STATED EXERCISE =>
What follows is a set of records; restate each one word for word and drop the pictures.

[A run of records]
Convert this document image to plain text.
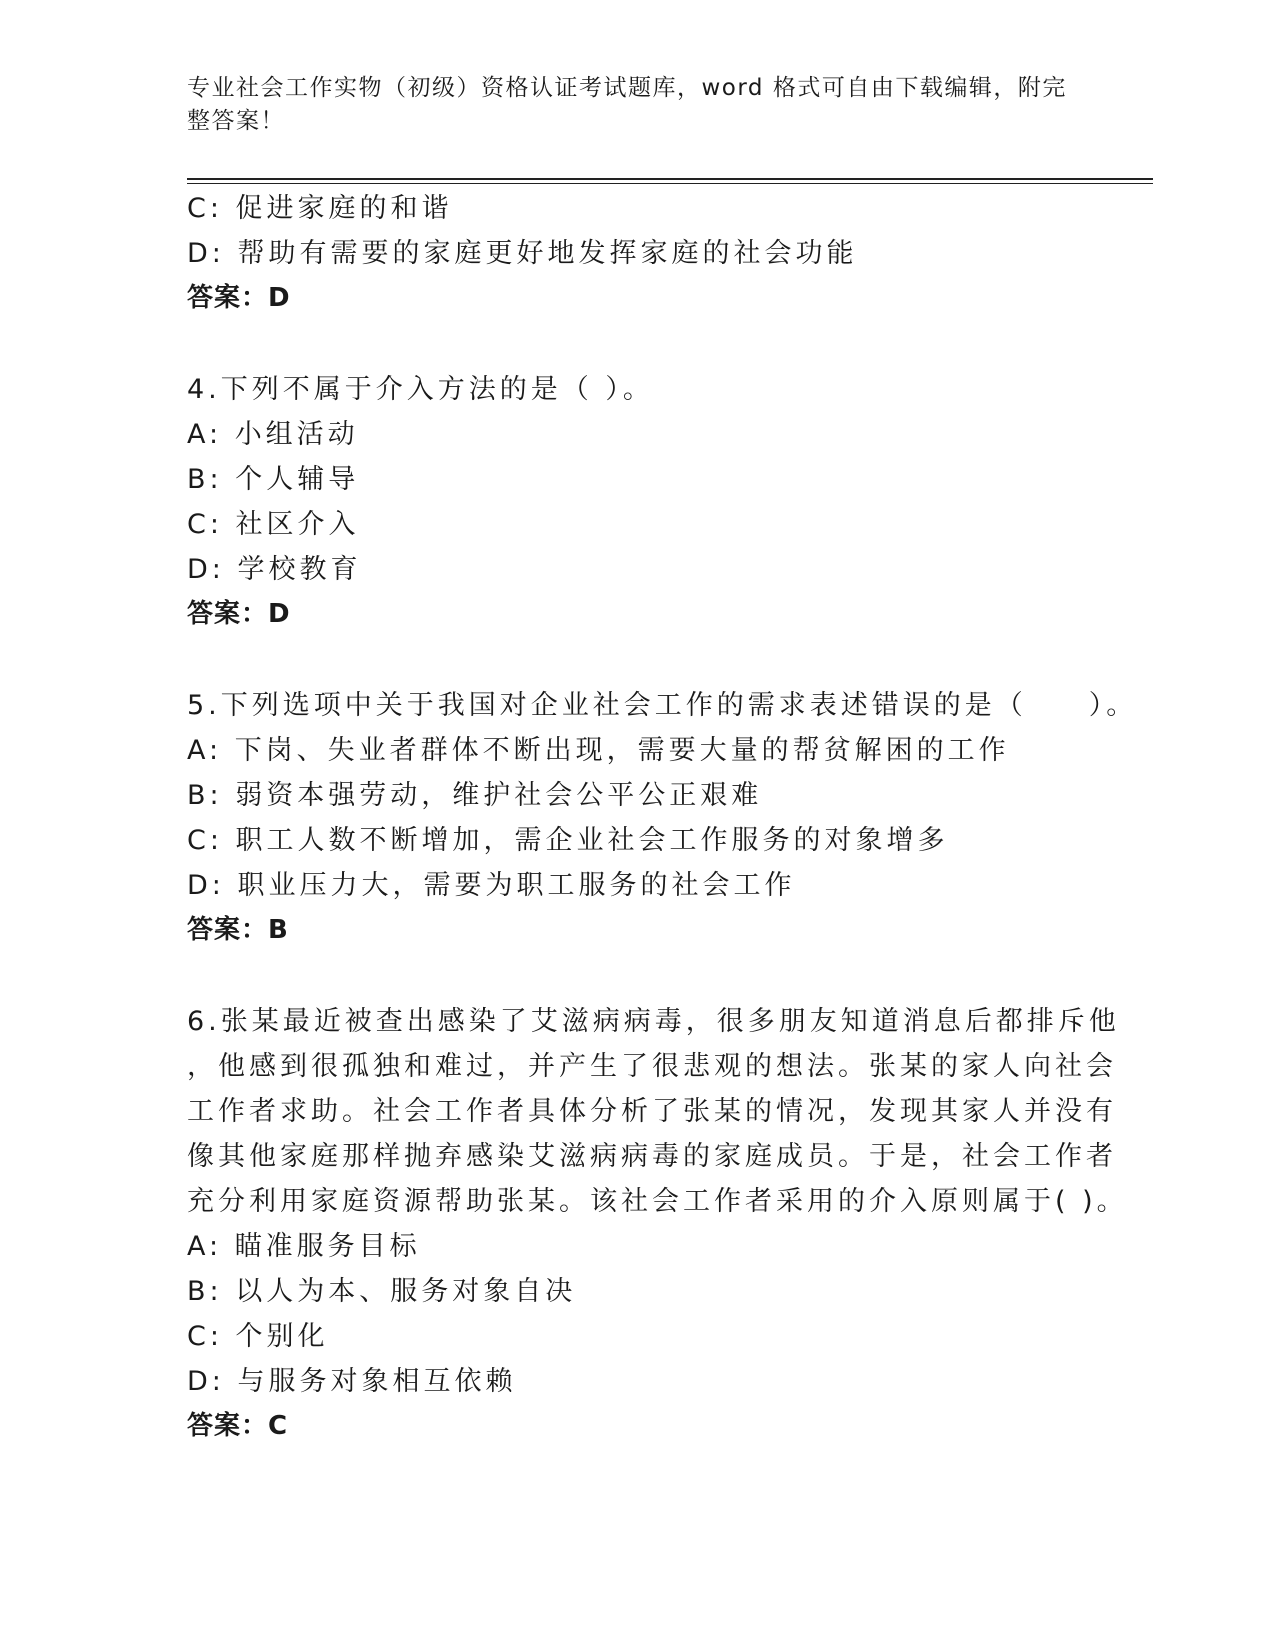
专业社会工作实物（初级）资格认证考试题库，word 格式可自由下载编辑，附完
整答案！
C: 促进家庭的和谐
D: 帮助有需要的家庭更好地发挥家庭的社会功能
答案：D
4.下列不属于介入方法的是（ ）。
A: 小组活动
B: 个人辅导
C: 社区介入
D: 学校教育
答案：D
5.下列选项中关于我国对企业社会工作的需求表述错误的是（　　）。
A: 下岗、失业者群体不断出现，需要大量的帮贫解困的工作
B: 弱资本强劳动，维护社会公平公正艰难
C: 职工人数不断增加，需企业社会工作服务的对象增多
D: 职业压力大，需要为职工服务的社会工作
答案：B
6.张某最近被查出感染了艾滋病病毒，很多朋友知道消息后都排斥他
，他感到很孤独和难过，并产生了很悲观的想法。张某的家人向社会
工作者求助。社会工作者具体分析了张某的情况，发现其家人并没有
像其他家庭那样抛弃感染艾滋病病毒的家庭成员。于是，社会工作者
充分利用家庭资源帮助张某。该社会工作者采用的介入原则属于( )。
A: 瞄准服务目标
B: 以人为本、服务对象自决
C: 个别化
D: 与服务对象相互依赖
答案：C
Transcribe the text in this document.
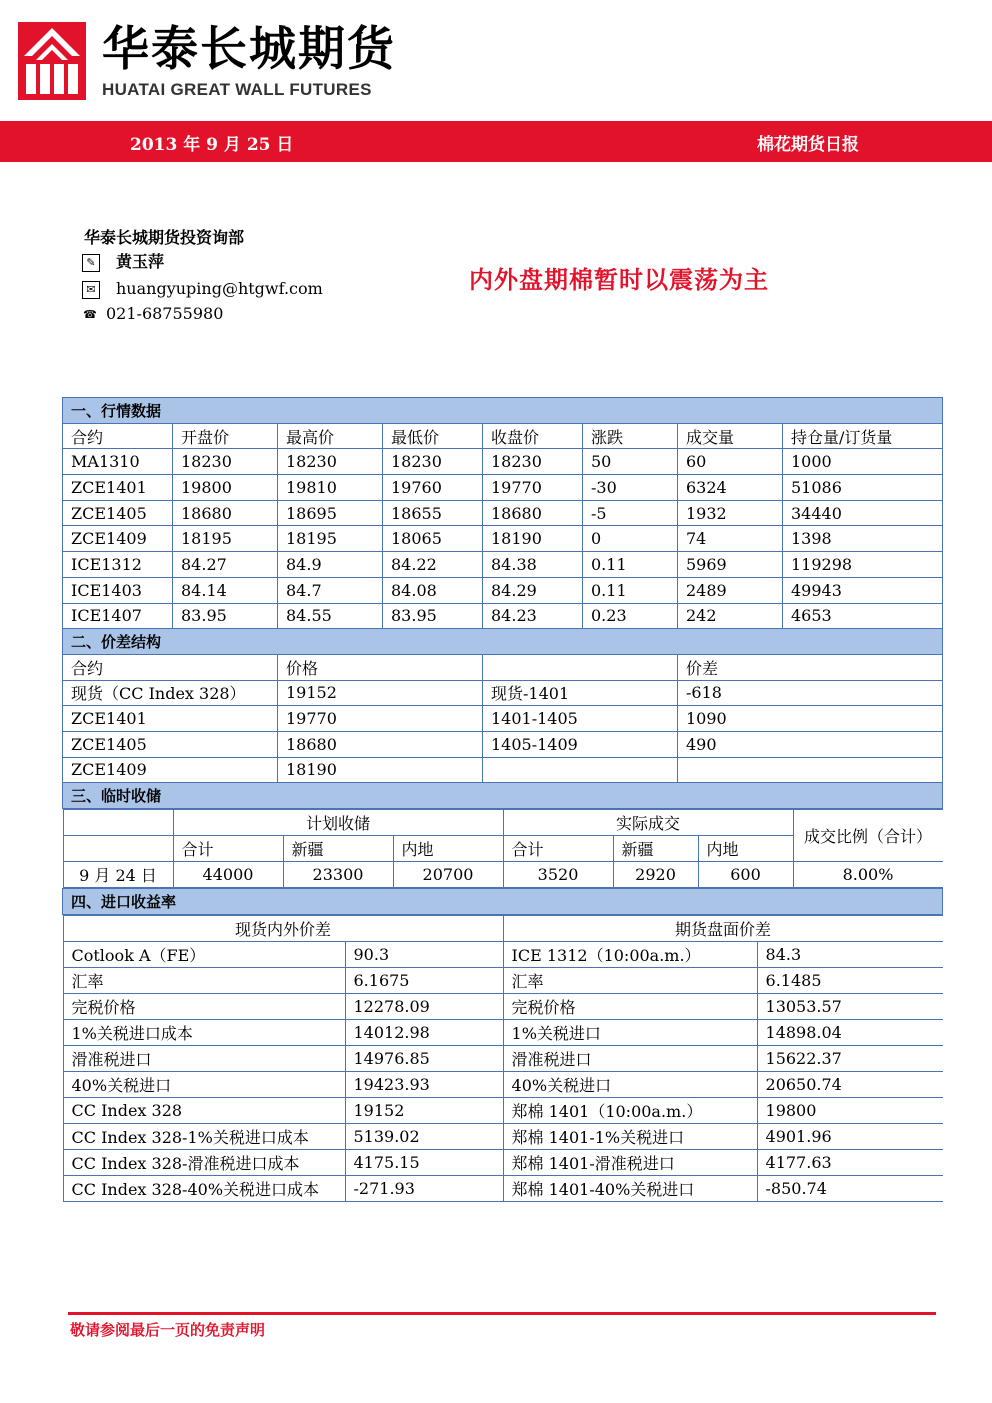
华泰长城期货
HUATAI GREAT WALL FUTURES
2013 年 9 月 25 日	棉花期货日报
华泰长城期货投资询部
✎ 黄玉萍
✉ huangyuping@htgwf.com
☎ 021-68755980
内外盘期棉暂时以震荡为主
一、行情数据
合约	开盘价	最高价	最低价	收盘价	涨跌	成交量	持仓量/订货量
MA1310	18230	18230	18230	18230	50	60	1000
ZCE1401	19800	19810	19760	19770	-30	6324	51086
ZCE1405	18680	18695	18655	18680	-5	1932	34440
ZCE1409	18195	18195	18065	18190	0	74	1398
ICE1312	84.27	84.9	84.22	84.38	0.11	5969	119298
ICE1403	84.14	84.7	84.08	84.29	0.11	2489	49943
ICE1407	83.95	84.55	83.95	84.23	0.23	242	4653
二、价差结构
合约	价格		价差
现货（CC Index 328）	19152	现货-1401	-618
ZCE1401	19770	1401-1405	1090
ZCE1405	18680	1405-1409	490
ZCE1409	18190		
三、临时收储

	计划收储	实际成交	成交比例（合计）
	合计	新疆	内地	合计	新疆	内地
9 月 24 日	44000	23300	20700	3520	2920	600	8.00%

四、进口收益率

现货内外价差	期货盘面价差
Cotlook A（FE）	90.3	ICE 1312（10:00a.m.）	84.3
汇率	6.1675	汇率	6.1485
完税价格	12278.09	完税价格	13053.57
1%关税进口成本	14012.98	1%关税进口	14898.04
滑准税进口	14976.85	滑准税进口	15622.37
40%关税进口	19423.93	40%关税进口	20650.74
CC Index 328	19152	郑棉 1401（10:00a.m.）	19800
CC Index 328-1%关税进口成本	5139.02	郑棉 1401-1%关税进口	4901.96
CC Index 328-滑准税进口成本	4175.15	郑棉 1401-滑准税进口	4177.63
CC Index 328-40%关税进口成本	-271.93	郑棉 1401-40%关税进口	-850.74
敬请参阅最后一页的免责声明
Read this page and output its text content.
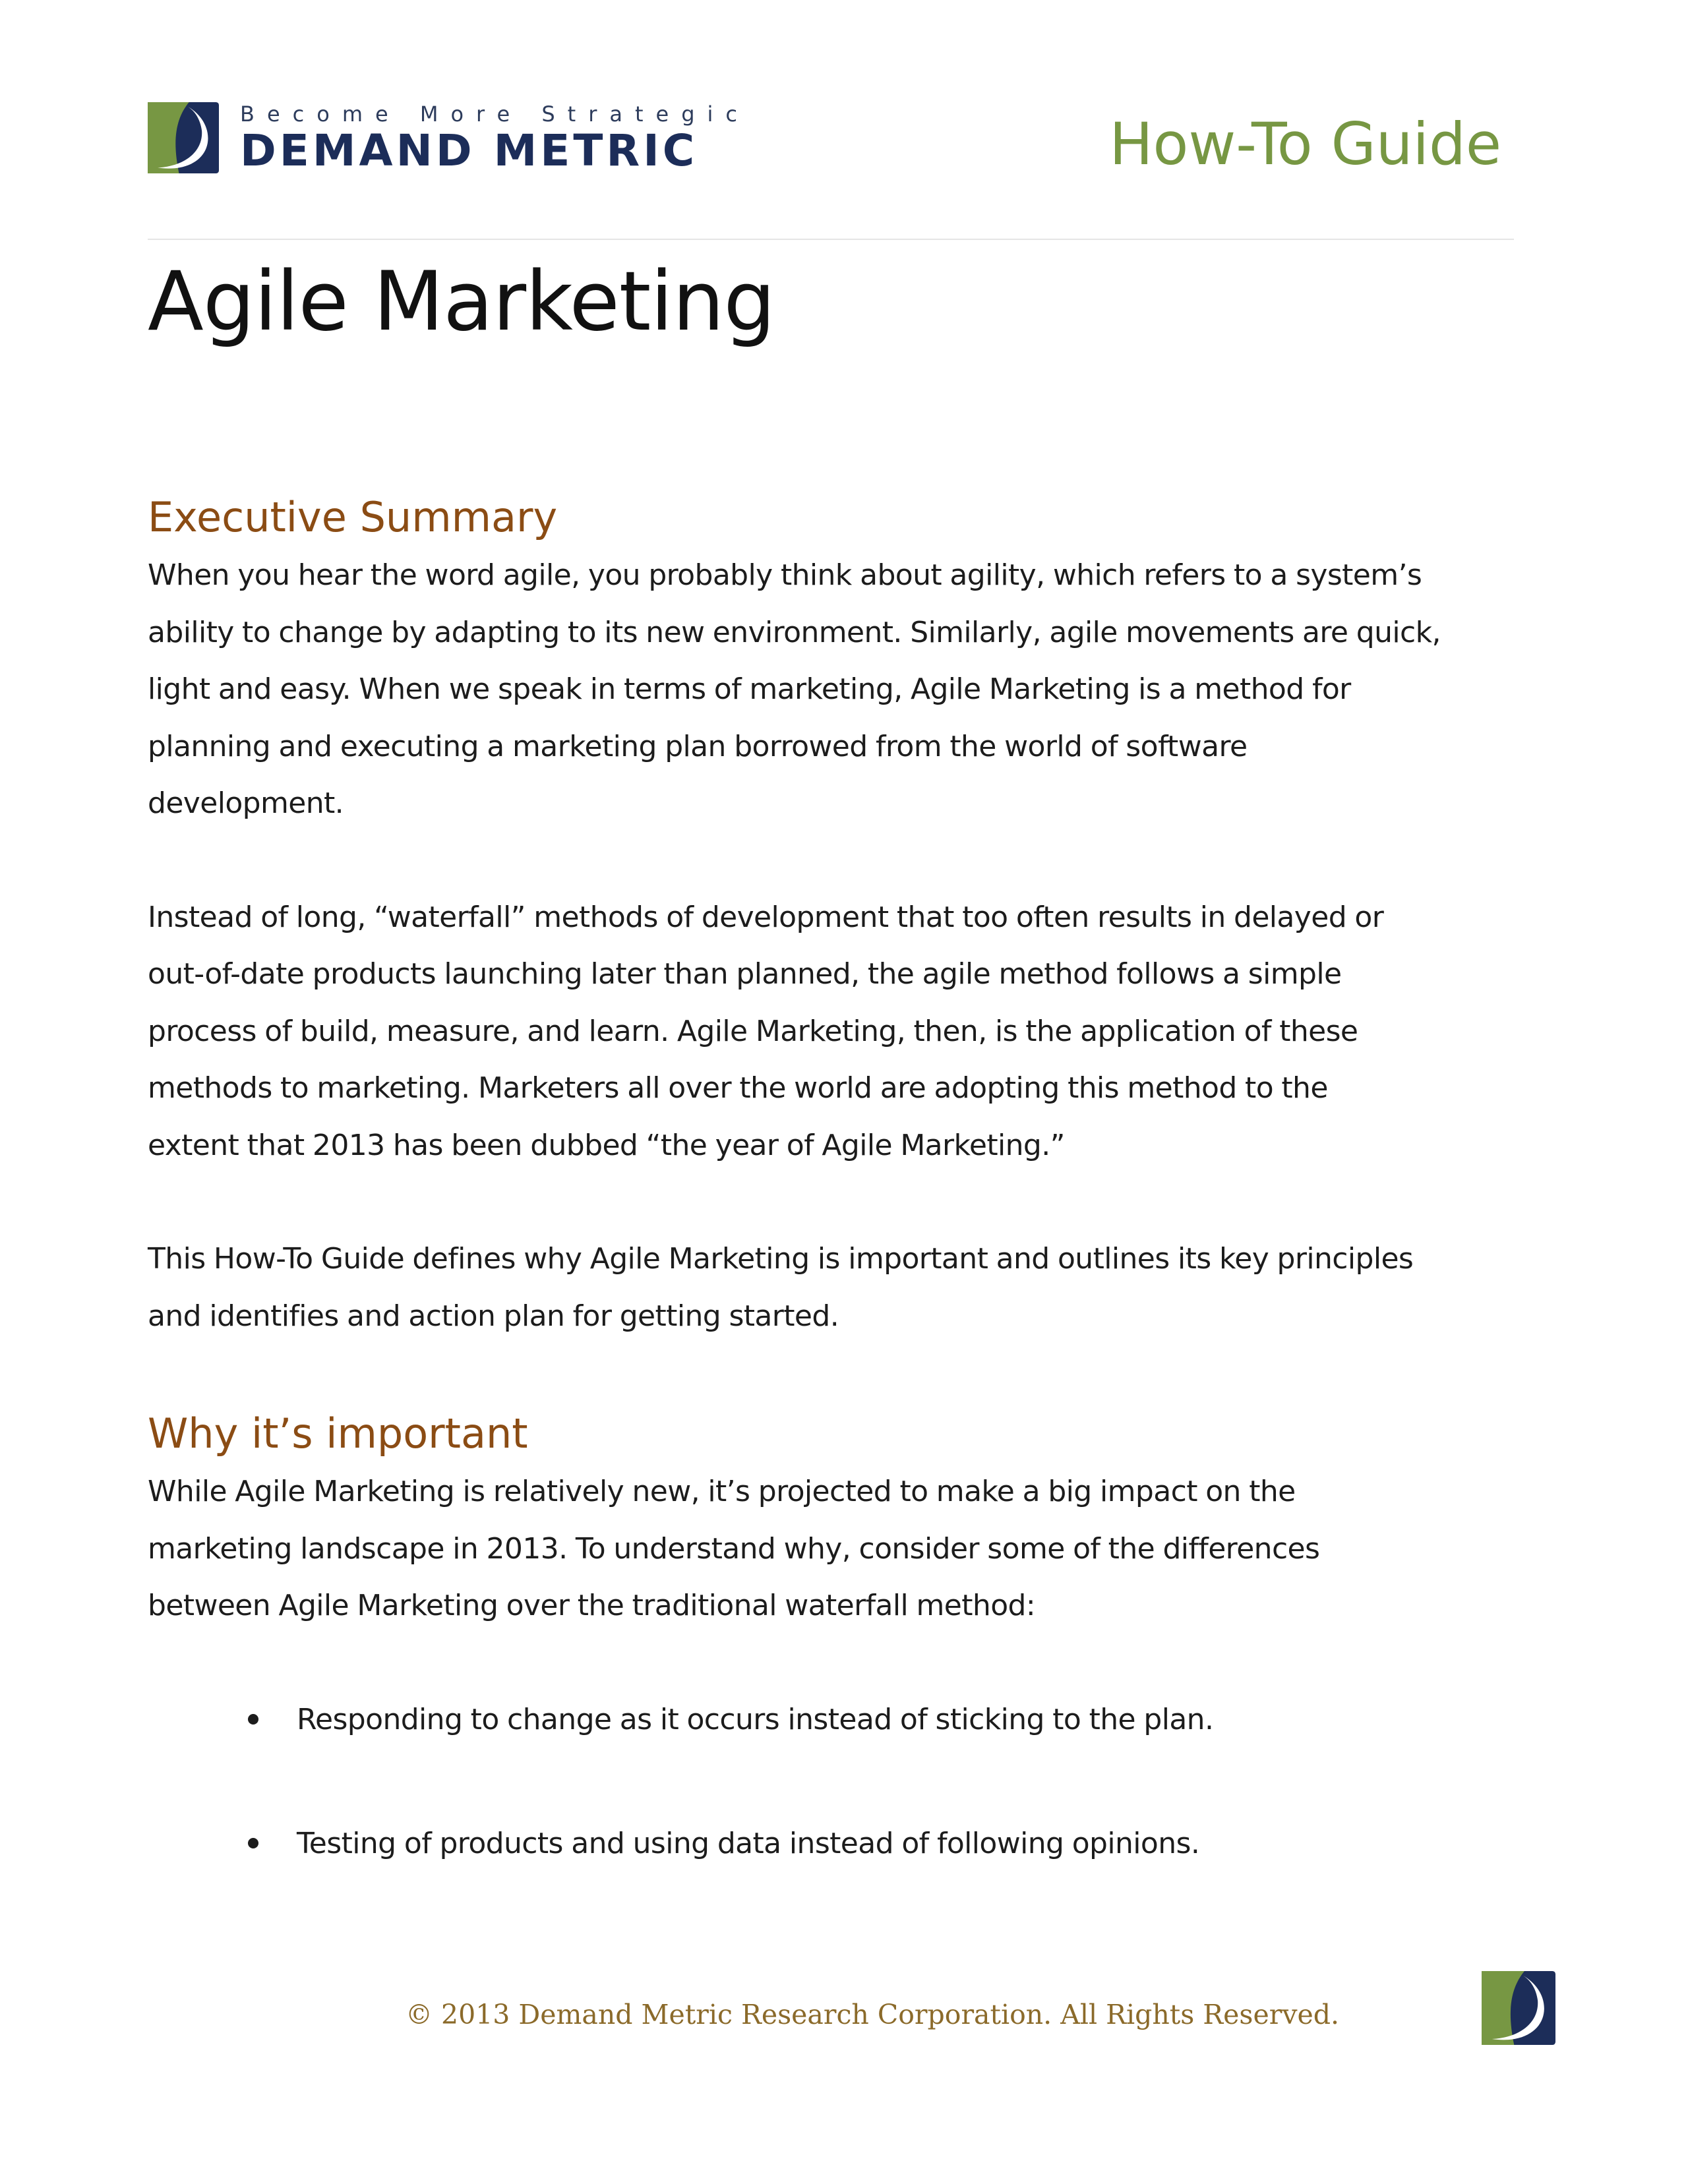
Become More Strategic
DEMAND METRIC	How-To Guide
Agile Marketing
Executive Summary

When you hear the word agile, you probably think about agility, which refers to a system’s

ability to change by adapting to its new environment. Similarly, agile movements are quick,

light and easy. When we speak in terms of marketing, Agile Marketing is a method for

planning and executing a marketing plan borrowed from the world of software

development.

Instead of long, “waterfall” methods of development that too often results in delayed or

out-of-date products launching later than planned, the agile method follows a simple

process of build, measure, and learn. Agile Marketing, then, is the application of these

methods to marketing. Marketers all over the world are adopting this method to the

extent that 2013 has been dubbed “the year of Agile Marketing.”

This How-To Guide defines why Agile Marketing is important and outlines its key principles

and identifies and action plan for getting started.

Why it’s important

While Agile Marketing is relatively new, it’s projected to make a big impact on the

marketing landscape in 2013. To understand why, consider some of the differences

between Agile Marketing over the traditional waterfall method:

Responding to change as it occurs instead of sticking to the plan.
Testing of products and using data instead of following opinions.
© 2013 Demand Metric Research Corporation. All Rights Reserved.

COMPLETE ANSWER =>
Convert this document image to plain text.
专业社会工作实物（初级）资格认证考试题库，word 格式可自由下载编辑，附完
整答案！
C: 促进家庭的和谐
D: 帮助有需要的家庭更好地发挥家庭的社会功能
答案：D
4.下列不属于介入方法的是（ ）。
A: 小组活动
B: 个人辅导
C: 社区介入
D: 学校教育
答案：D
5.下列选项中关于我国对企业社会工作的需求表述错误的是（　　）。
A: 下岗、失业者群体不断出现，需要大量的帮贫解困的工作
B: 弱资本强劳动，维护社会公平公正艰难
C: 职工人数不断增加，需企业社会工作服务的对象增多
D: 职业压力大，需要为职工服务的社会工作
答案：B
6.张某最近被查出感染了艾滋病病毒，很多朋友知道消息后都排斥他
，他感到很孤独和难过，并产生了很悲观的想法。张某的家人向社会
工作者求助。社会工作者具体分析了张某的情况，发现其家人并没有
像其他家庭那样抛弃感染艾滋病病毒的家庭成员。于是，社会工作者
充分利用家庭资源帮助张某。该社会工作者采用的介入原则属于( )。
A: 瞄准服务目标
B: 以人为本、服务对象自决
C: 个别化
D: 与服务对象相互依赖
答案：C
Transcribe the text in this document.
华泰长城期货
HUATAI GREAT WALL FUTURES
2013 年 9 月 25 日	棉花期货日报
华泰长城期货投资询部
✎ 黄玉萍
✉ huangyuping@htgwf.com
☎ 021-68755980
内外盘期棉暂时以震荡为主
一、行情数据
合约	开盘价	最高价	最低价	收盘价	涨跌	成交量	持仓量/订货量
MA1310	18230	18230	18230	18230	50	60	1000
ZCE1401	19800	19810	19760	19770	-30	6324	51086
ZCE1405	18680	18695	18655	18680	-5	1932	34440
ZCE1409	18195	18195	18065	18190	0	74	1398
ICE1312	84.27	84.9	84.22	84.38	0.11	5969	119298
ICE1403	84.14	84.7	84.08	84.29	0.11	2489	49943
ICE1407	83.95	84.55	83.95	84.23	0.23	242	4653
二、价差结构
合约	价格		价差
现货（CC Index 328）	19152	现货-1401	-618
ZCE1401	19770	1401-1405	1090
ZCE1405	18680	1405-1409	490
ZCE1409	18190		
三、临时收储

	计划收储	实际成交	成交比例（合计）
	合计	新疆	内地	合计	新疆	内地
9 月 24 日	44000	23300	20700	3520	2920	600	8.00%

四、进口收益率

现货内外价差	期货盘面价差
Cotlook A（FE）	90.3	ICE 1312（10:00a.m.）	84.3
汇率	6.1675	汇率	6.1485
完税价格	12278.09	完税价格	13053.57
1%关税进口成本	14012.98	1%关税进口	14898.04
滑准税进口	14976.85	滑准税进口	15622.37
40%关税进口	19423.93	40%关税进口	20650.74
CC Index 328	19152	郑棉 1401（10:00a.m.）	19800
CC Index 328-1%关税进口成本	5139.02	郑棉 1401-1%关税进口	4901.96
CC Index 328-滑准税进口成本	4175.15	郑棉 1401-滑准税进口	4177.63
CC Index 328-40%关税进口成本	-271.93	郑棉 1401-40%关税进口	-850.74
敬请参阅最后一页的免责声明
Read this page and output its text content.
Become More Strategic
DEMAND METRIC	How-To Guide
Agile Marketing
Executive Summary

When you hear the word agile, you probably think about agility, which refers to a system’s

ability to change by adapting to its new environment. Similarly, agile movements are quick,

light and easy. When we speak in terms of marketing, Agile Marketing is a method for

planning and executing a marketing plan borrowed from the world of software

development.

Instead of long, “waterfall” methods of development that too often results in delayed or

out-of-date products launching later than planned, the agile method follows a simple

process of build, measure, and learn. Agile Marketing, then, is the application of these

methods to marketing. Marketers all over the world are adopting this method to the

extent that 2013 has been dubbed “the year of Agile Marketing.”

This How-To Guide defines why Agile Marketing is important and outlines its key principles

and identifies and action plan for getting started.

Why it’s important

While Agile Marketing is relatively new, it’s projected to make a big impact on the

marketing landscape in 2013. To understand why, consider some of the differences

between Agile Marketing over the traditional waterfall method:

Responding to change as it occurs instead of sticking to the plan.
Testing of products and using data instead of following opinions.
© 2013 Demand Metric Research Corporation. All Rights Reserved.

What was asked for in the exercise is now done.